- RECORDS SUPPLIED:
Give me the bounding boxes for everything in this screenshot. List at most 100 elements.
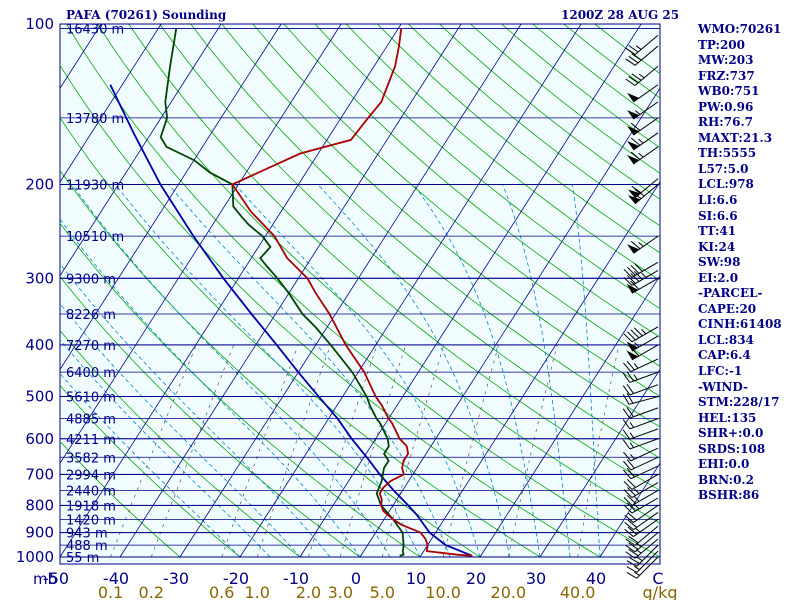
wind-barb-full-feather xyxy=(623,333,633,343)
wind-barb xyxy=(623,482,659,498)
temperature-tick-label: -30 xyxy=(163,569,189,588)
wind-barb-full-feather xyxy=(624,514,634,523)
isotherm xyxy=(60,24,402,558)
wind-barb-staff xyxy=(636,550,659,573)
wind-barb-full-feather xyxy=(628,535,639,544)
height-label: 5610 m xyxy=(66,391,116,406)
index-item: L57:5.0 xyxy=(698,161,749,176)
wind-barb-pennant xyxy=(627,244,640,254)
sounding-title: PAFA (70261) Sounding xyxy=(66,8,227,22)
pressure-axis-label: mb xyxy=(33,570,57,588)
wind-barb-staff xyxy=(629,428,659,440)
index-item: -PARCEL- xyxy=(698,286,763,301)
temperature-unit-label: C xyxy=(652,569,663,588)
wind-barb-full-feather xyxy=(627,266,636,276)
wind-barb-full-feather xyxy=(633,271,643,280)
wind-barb-full-feather xyxy=(625,78,636,86)
isotherm xyxy=(419,181,660,558)
wind-barb-half-feather xyxy=(634,342,640,348)
wind-barb-half-feather xyxy=(634,527,641,533)
wind-barb xyxy=(625,45,659,66)
wind-barb-staff xyxy=(633,504,659,523)
wind-barb-full-feather xyxy=(626,393,634,404)
wind-barb-staff xyxy=(630,456,659,471)
wind-barb-full-feather xyxy=(631,73,642,81)
wind-barb-full-feather xyxy=(630,264,640,274)
wind-barb-staff xyxy=(630,447,659,462)
wind-barb-full-feather xyxy=(625,538,636,546)
temperature-tick-label: 0 xyxy=(351,569,361,588)
wind-barb-full-feather xyxy=(622,408,631,419)
isotherm xyxy=(539,368,660,558)
index-item: SRDS:108 xyxy=(698,441,766,456)
wind-barb-half-feather xyxy=(638,73,645,79)
wind-barb-half-feather xyxy=(633,363,639,369)
wind-barb xyxy=(622,418,659,430)
wind-barb xyxy=(623,497,659,514)
temperature-tick-label: 30 xyxy=(526,569,546,588)
pressure-tick-label: 700 xyxy=(25,465,54,483)
wind-barb-staff xyxy=(634,538,659,559)
isotherm xyxy=(299,24,642,558)
wind-barb-full-feather xyxy=(630,122,641,131)
wind-barb-half-feather xyxy=(638,138,644,144)
wind-barb xyxy=(622,371,659,383)
mixing-ratio-label: 5.0 xyxy=(370,583,395,600)
wind-barb-pennant xyxy=(627,126,640,136)
wind-barb-staff xyxy=(630,465,659,480)
wind-barb-full-feather xyxy=(627,479,636,488)
wind-barb-full-feather xyxy=(627,512,638,521)
wind-barb-full-feather xyxy=(623,489,633,498)
wind-barb-full-feather xyxy=(628,55,639,64)
height-label: 3582 m xyxy=(66,451,116,466)
wind-barb-full-feather xyxy=(622,394,630,405)
wind-barb-full-feather xyxy=(633,327,643,337)
temperature-line xyxy=(231,28,473,557)
wind-barb xyxy=(627,101,659,120)
temperature-tick-label: -20 xyxy=(223,569,249,588)
isotherm xyxy=(60,24,342,464)
index-item: TH:5555 xyxy=(698,146,757,161)
index-item: FRZ:737 xyxy=(698,68,755,83)
height-label: 8226 m xyxy=(66,308,116,323)
wind-barb xyxy=(622,407,659,419)
height-label: 2994 m xyxy=(66,468,116,483)
height-label: 488 m xyxy=(66,539,108,554)
pressure-tick-label: 1000 xyxy=(16,548,54,566)
height-label: 1918 m xyxy=(66,499,116,514)
wind-barb-staff xyxy=(634,532,659,553)
wind-barb-half-feather xyxy=(634,504,640,510)
index-item: STM:228/17 xyxy=(698,395,780,410)
height-label: 1420 m xyxy=(66,513,116,528)
isotherm xyxy=(119,24,462,558)
wind-barb-pennant xyxy=(627,155,640,165)
wind-barb-staff xyxy=(628,396,659,405)
wind-barb-full-feather xyxy=(630,273,640,282)
wind-barb-full-feather xyxy=(623,277,633,286)
wind-barb-staff xyxy=(634,34,659,55)
wind-barb-staff xyxy=(631,482,659,498)
isotherm xyxy=(479,275,660,558)
wind-barb-half-feather xyxy=(633,374,638,380)
wind-barb-staff xyxy=(630,358,659,373)
wind-barb-full-feather xyxy=(627,331,636,341)
mixing-ratio-label: 3.0 xyxy=(328,583,353,600)
wind-barb xyxy=(623,270,659,286)
wind-barb-pennant xyxy=(627,92,640,102)
wind-barb-full-feather xyxy=(630,241,641,250)
wind-barb-half-feather xyxy=(638,152,644,158)
wind-barb-staff xyxy=(631,270,659,286)
wind-barb-full-feather xyxy=(628,548,639,557)
wind-barb-half-feather xyxy=(635,45,642,50)
moist-adiabat xyxy=(572,184,601,558)
wind-barb-staff xyxy=(631,489,659,506)
wind-barb-full-feather xyxy=(626,572,638,579)
wind-barb-full-feather xyxy=(627,519,638,528)
wind-barb xyxy=(624,512,659,531)
wind-barb-half-feather xyxy=(641,272,647,278)
wind-barb xyxy=(625,34,659,55)
wind-barb-full-feather xyxy=(625,544,636,553)
wind-barb-full-feather xyxy=(628,45,639,53)
wind-barb-full-feather xyxy=(624,528,634,537)
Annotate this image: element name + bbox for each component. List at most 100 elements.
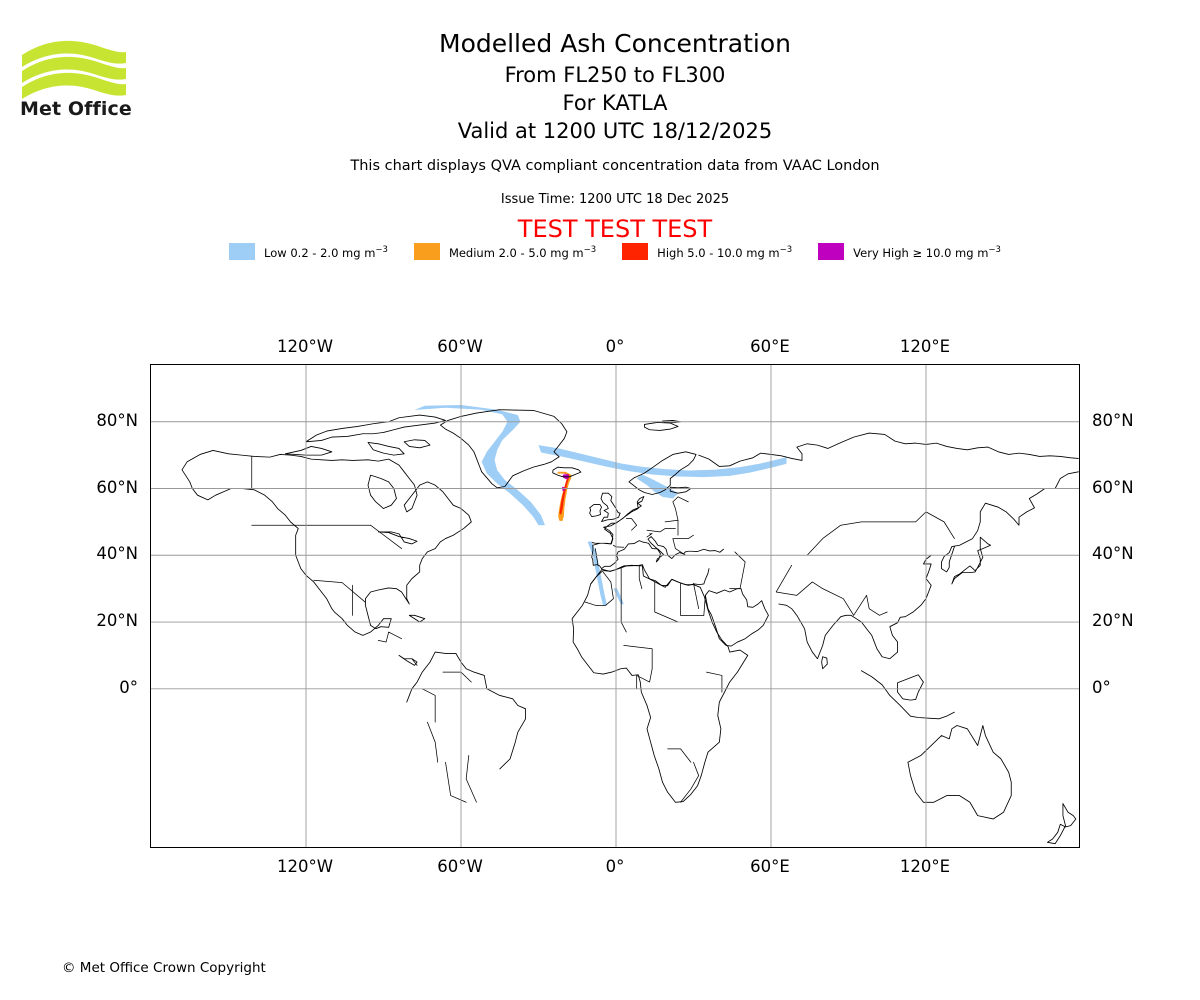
- lat-tick-label-left: 0°: [119, 677, 138, 697]
- country-border: [625, 518, 638, 531]
- coastline: [821, 656, 828, 670]
- volcano-name: For KATLA: [562, 91, 668, 115]
- logo-wordmark: Met Office: [20, 98, 132, 117]
- coastline: [284, 446, 333, 456]
- ash-concentration-map: [150, 364, 1080, 848]
- coastline: [403, 439, 431, 449]
- country-border: [853, 594, 888, 616]
- graticule-layer: [151, 365, 1079, 847]
- country-border: [377, 631, 402, 643]
- coastline: [398, 654, 418, 666]
- flight-level-range: From FL250 to FL300: [504, 63, 726, 87]
- country-border: [427, 721, 439, 763]
- coastline: [698, 432, 1079, 467]
- lat-tick-label-right: 0°: [1092, 677, 1111, 697]
- country-border: [703, 594, 706, 616]
- coastline: [600, 492, 621, 522]
- qva-note: This chart displays QVA compliant concen…: [350, 158, 880, 174]
- coastline: [941, 471, 1079, 573]
- legend-label-very-high: Very High ≥ 10.0 mg m−3: [853, 245, 1001, 260]
- country-border: [584, 571, 614, 606]
- coastline: [552, 466, 582, 478]
- coastline: [860, 670, 955, 720]
- lat-tick-label-right: 80°N: [1092, 410, 1134, 430]
- page-title: Modelled Ash Concentration: [439, 29, 791, 58]
- coastline: [305, 414, 446, 443]
- country-border: [465, 755, 477, 803]
- lon-tick-label-bottom: 0°: [605, 857, 625, 876]
- lon-tick-label-top: 0°: [605, 337, 625, 356]
- lon-tick-label-bottom: 60°W: [437, 857, 483, 876]
- lat-tick-label-left: 60°N: [96, 477, 138, 497]
- country-border: [370, 524, 402, 549]
- lat-tick-label-right: 20°N: [1092, 611, 1134, 631]
- lat-tick-label-right: 40°N: [1092, 544, 1134, 564]
- legend-entry-medium: Medium 2.0 - 5.0 mg m−3: [413, 243, 597, 260]
- lon-tick-label-bottom: 60°E: [750, 857, 790, 876]
- country-border: [613, 544, 625, 548]
- ash-region-low: [613, 587, 624, 605]
- country-border: [672, 496, 689, 521]
- lon-tick-label-bottom: 120°E: [899, 857, 951, 876]
- country-border: [313, 579, 366, 603]
- coastline: [589, 504, 602, 517]
- legend-entry-very-high: Very High ≥ 10.0 mg m−3: [818, 243, 1001, 260]
- legend-swatch-high: [622, 243, 649, 260]
- coastline: [408, 614, 426, 623]
- country-border: [706, 671, 723, 693]
- logo-waves: [22, 40, 126, 99]
- coastline: [377, 531, 418, 545]
- coastline: [778, 554, 932, 660]
- legend-label-high: High 5.0 - 10.0 mg m−3: [657, 245, 793, 260]
- country-border: [411, 658, 418, 666]
- ash-region-low: [414, 405, 545, 526]
- legend-label-low: Low 0.2 - 2.0 mg m−3: [264, 245, 388, 260]
- lon-tick-label-top: 120°W: [276, 337, 334, 356]
- issue-time: Issue Time: 1200 UTC 18 Dec 2025: [500, 192, 730, 207]
- country-border: [775, 564, 855, 616]
- country-border: [806, 511, 955, 556]
- lat-tick-label-left: 80°N: [96, 410, 138, 430]
- country-border: [594, 548, 599, 565]
- country-border: [729, 551, 746, 590]
- country-border: [638, 564, 643, 590]
- valid-time: Valid at 1200 UTC 18/12/2025: [457, 119, 773, 143]
- coastline: [907, 725, 1012, 820]
- ash-region-high: [559, 473, 570, 515]
- country-border: [693, 582, 700, 610]
- country-border: [680, 761, 700, 803]
- lon-tick-label-top: 60°W: [437, 337, 483, 356]
- lat-tick-label-left: 40°N: [96, 544, 138, 564]
- ash-region-low: [538, 445, 787, 478]
- lon-tick-label-top: 60°E: [750, 337, 790, 356]
- test-banner: TEST TEST TEST: [517, 215, 713, 243]
- coastline: [571, 565, 749, 803]
- country-border: [623, 645, 653, 690]
- coastline: [628, 451, 697, 495]
- legend-swatch-medium: [413, 243, 440, 260]
- country-border: [664, 519, 679, 536]
- coastline: [669, 486, 692, 494]
- legend-entry-low: Low 0.2 - 2.0 mg m−3: [229, 243, 388, 260]
- lon-tick-label-top: 120°E: [899, 337, 951, 356]
- ash-region-low: [587, 541, 607, 606]
- coastline: [367, 474, 397, 509]
- country-border: [445, 761, 467, 803]
- lon-tick-label-bottom: 120°W: [276, 857, 334, 876]
- map-plot-frame: [150, 364, 1080, 848]
- ash-region-low: [636, 474, 678, 499]
- coastline: [439, 409, 568, 489]
- legend-swatch-very-high: [818, 243, 845, 260]
- coastline: [406, 651, 527, 770]
- ash-plume-layer: [414, 405, 787, 606]
- coastline: [590, 564, 710, 587]
- lat-tick-label-left: 20°N: [96, 611, 138, 631]
- coastline: [951, 536, 992, 585]
- country-border: [646, 533, 653, 538]
- coastline: [897, 674, 924, 701]
- legend-label-medium: Medium 2.0 - 5.0 mg m−3: [448, 245, 597, 260]
- country-border: [672, 534, 694, 556]
- coastline: [181, 450, 472, 636]
- coastline: [591, 496, 724, 570]
- concentration-legend: Low 0.2 - 2.0 mg m−3 Medium 2.0 - 5.0 mg…: [15, 243, 1200, 260]
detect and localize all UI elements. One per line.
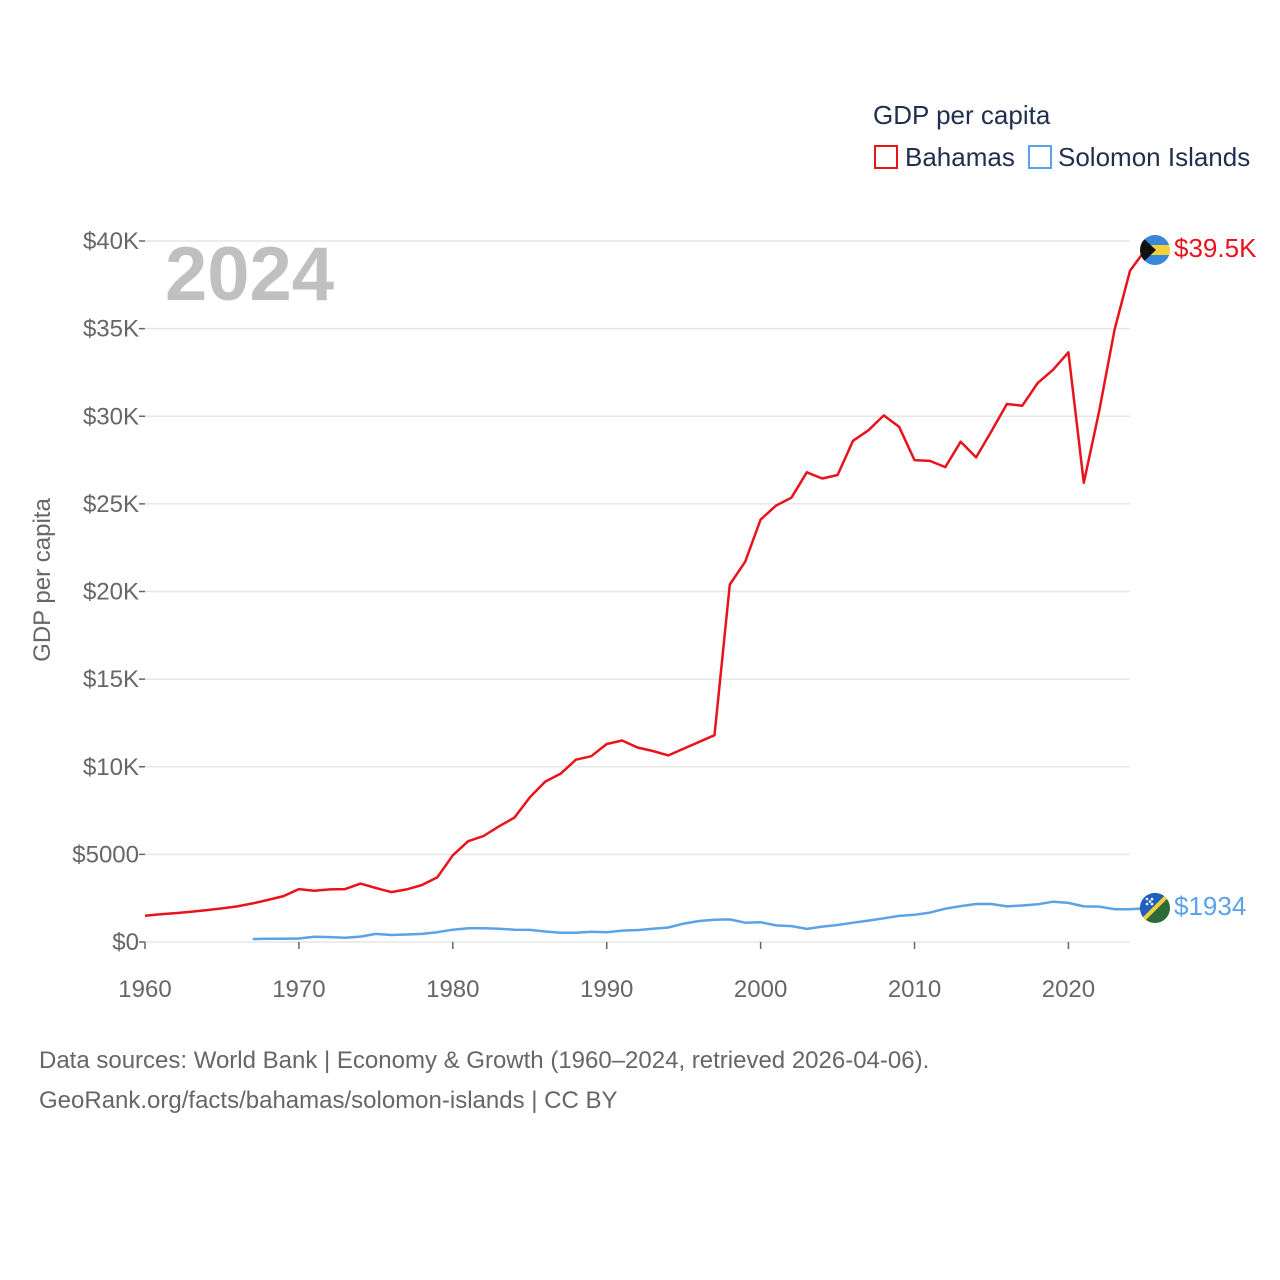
y-tick-label-25000: $25K: [83, 491, 139, 518]
gridlines: [145, 240, 1130, 943]
y-tick-label-40000: $40K: [83, 228, 139, 255]
y-tick-label-30000: $30K: [83, 403, 139, 430]
x-tick-label-1960: 1960: [118, 976, 171, 1003]
x-tick-label-1980: 1980: [426, 976, 479, 1003]
series-line-solomon-islands[interactable]: [252, 900, 1161, 941]
y-axis-label: GDP per capita: [29, 498, 56, 662]
legend-title: GDP per capita: [873, 100, 1051, 130]
series-lines: [144, 248, 1161, 941]
y-tick-label-10000: $10K: [83, 754, 139, 781]
y-tick-label-15000: $15K: [83, 666, 139, 693]
legend-swatch-solomon-islands[interactable]: [1028, 145, 1052, 169]
y-tick-label-20000: $20K: [83, 579, 139, 606]
x-tick-label-2000: 2000: [734, 976, 787, 1003]
end-label-solomon-islands: $1934: [1174, 891, 1246, 921]
series-line-bahamas[interactable]: [144, 248, 1161, 917]
y-tick-label-5000: $5000: [72, 841, 139, 868]
footer-link[interactable]: GeoRank.org/facts/bahamas/solomon-island…: [39, 1087, 618, 1114]
x-tick-label-2020: 2020: [1042, 976, 1095, 1003]
y-axis-ticks: $0 $5000 $10K $15K $20K $25K $30K $35K $40K: [72, 228, 145, 956]
legend-label-solomon-islands[interactable]: Solomon Islands: [1058, 142, 1250, 172]
y-tick-label-0: $0: [112, 929, 139, 956]
x-tick-label-2010: 2010: [888, 976, 941, 1003]
footer-sources: Data sources: World Bank | Economy & Gro…: [39, 1047, 929, 1074]
end-label-bahamas: $39.5K: [1174, 233, 1257, 263]
x-tick-label-1970: 1970: [272, 976, 325, 1003]
legend-label-bahamas[interactable]: Bahamas: [905, 142, 1015, 172]
solomon-islands-flag-icon: [1140, 893, 1170, 923]
x-tick-label-1990: 1990: [580, 976, 633, 1003]
year-label: 2024: [165, 232, 334, 317]
bahamas-flag-icon: [1140, 235, 1170, 265]
x-axis-ticks: 1960 1970 1980 1990 2000 2010 2020: [118, 942, 1095, 1003]
y-tick-label-35000: $35K: [83, 316, 139, 343]
legend-swatch-bahamas[interactable]: [874, 145, 898, 169]
legend: GDP per capita Bahamas Solomon Islands: [873, 100, 1250, 172]
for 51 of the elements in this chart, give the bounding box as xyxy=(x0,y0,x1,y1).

- DIRECTIONS FOR THIS TASK:
Rewrite the lines from the one with "wind-barb-full-feather xyxy=(623,333,633,343)" through the one with "wind-barb-full-feather xyxy=(628,535,639,544)", replacing "isotherm" with "isotherm-line" and leaving everything else unchanged. Return only those lines.

- THE COMPLETED TASK:
wind-barb-full-feather xyxy=(623,333,633,343)
wind-barb xyxy=(623,482,659,498)
temperature-tick-label: -30 xyxy=(163,569,189,588)
wind-barb-full-feather xyxy=(624,514,634,523)
isotherm-line xyxy=(60,24,402,558)
wind-barb-staff xyxy=(636,550,659,573)
wind-barb-full-feather xyxy=(628,535,639,544)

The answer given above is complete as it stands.